%%

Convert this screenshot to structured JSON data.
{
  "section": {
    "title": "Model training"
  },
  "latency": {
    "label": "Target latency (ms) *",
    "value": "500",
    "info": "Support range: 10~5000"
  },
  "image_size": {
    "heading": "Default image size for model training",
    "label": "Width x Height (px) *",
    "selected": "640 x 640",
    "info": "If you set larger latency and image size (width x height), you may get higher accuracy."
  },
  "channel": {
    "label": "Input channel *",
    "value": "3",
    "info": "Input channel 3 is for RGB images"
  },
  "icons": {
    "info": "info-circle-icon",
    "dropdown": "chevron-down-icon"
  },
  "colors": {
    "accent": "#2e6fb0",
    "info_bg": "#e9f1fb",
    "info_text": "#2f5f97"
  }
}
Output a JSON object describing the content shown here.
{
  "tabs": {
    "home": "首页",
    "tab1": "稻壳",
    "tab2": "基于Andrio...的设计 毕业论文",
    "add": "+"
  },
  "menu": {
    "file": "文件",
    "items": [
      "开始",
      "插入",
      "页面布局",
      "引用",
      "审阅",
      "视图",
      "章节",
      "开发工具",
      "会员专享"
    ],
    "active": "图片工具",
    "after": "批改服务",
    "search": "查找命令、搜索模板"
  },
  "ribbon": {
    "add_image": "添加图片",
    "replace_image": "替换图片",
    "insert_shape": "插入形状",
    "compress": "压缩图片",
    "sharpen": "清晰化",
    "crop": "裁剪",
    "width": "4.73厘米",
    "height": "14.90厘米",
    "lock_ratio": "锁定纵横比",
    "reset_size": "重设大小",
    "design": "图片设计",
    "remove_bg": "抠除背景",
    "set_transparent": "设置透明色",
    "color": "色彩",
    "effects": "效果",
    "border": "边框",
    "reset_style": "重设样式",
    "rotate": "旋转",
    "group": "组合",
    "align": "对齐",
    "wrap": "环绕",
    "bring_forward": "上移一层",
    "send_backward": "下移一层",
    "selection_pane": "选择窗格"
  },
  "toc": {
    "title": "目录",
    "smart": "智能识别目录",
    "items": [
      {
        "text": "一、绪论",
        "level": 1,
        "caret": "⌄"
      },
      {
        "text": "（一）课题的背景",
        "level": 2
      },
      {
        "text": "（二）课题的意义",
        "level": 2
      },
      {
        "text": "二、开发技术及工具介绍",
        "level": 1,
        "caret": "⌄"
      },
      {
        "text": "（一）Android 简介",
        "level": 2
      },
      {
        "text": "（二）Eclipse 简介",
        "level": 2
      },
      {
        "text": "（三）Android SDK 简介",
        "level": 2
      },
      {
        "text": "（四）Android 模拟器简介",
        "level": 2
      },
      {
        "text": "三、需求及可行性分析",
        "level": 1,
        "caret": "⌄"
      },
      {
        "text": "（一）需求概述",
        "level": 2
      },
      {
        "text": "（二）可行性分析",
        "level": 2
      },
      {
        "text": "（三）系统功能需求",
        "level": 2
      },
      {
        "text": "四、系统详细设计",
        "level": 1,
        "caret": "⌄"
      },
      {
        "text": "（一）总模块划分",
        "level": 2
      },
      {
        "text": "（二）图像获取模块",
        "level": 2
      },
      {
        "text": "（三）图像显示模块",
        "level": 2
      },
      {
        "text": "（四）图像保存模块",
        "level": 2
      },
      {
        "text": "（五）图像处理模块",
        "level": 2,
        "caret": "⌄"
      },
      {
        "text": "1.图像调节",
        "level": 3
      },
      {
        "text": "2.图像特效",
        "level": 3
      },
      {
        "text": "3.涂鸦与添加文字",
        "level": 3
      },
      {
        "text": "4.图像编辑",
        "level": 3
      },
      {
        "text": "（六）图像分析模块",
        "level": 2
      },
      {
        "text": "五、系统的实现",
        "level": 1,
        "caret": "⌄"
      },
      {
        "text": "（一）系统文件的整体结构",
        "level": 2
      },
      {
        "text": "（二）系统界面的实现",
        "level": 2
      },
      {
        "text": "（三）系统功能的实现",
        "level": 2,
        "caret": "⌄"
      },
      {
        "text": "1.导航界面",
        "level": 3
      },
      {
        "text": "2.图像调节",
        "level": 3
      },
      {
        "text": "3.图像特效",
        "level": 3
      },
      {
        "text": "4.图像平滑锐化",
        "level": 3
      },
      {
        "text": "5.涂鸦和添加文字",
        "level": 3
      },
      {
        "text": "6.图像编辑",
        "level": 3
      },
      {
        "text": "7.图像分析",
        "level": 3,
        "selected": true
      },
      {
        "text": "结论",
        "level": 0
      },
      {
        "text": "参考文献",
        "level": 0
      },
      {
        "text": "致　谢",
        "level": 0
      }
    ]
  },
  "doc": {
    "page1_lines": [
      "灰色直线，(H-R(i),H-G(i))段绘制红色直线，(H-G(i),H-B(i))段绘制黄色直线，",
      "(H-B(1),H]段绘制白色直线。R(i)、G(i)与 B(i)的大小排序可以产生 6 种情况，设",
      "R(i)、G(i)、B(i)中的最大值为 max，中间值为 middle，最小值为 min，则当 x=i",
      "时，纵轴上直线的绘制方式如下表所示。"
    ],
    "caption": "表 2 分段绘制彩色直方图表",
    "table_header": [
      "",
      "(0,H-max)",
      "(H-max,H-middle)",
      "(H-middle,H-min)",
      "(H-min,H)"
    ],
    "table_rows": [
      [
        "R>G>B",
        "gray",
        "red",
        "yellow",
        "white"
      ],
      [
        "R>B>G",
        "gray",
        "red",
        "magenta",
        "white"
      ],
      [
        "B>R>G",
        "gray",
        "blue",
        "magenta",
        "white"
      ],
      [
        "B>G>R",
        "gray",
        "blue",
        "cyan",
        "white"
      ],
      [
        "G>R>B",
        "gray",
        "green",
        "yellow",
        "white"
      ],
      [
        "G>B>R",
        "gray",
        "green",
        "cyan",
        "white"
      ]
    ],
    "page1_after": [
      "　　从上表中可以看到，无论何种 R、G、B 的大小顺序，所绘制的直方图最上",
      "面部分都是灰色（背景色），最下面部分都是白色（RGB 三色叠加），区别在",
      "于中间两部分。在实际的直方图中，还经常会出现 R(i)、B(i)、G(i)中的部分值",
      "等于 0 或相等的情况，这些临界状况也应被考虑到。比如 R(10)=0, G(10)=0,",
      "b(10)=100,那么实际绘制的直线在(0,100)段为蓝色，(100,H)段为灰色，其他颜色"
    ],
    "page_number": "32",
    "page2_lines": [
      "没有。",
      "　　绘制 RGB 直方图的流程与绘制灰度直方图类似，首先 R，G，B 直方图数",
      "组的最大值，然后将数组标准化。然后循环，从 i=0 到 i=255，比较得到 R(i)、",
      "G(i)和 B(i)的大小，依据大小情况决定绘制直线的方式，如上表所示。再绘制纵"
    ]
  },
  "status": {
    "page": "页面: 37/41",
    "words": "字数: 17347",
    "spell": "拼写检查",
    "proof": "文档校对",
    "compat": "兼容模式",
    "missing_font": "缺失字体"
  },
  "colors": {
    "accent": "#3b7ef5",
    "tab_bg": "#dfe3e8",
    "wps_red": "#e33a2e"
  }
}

%%

REQUIRED TASK >> Pick out every line of the listing containing the word "Input", and show those lines.

RESPONSE >>
    "label": "Input channel *",
    "info": "Input channel 3 is for RGB images"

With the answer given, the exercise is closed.